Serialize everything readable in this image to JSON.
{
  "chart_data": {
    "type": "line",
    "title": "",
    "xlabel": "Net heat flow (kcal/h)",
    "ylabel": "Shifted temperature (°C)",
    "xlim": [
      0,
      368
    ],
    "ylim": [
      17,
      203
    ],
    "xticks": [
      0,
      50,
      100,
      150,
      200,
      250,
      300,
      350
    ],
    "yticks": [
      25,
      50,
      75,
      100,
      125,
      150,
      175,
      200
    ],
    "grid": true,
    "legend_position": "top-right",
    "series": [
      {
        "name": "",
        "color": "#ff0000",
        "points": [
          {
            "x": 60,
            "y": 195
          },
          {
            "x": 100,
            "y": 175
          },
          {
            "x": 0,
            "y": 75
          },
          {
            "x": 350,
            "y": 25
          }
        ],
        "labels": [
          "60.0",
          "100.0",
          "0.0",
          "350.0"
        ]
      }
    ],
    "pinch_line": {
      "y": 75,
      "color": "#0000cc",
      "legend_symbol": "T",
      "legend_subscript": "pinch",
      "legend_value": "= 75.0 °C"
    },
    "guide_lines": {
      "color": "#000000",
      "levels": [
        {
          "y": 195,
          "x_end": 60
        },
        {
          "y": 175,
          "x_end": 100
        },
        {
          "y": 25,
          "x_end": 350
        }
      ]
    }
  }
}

## Goal of the exercise:
Copy in full each line that holds the word "color".

## Answer for the task:
        "color": "#ff0000",
      "color": "#0000cc",
      "color": "#000000",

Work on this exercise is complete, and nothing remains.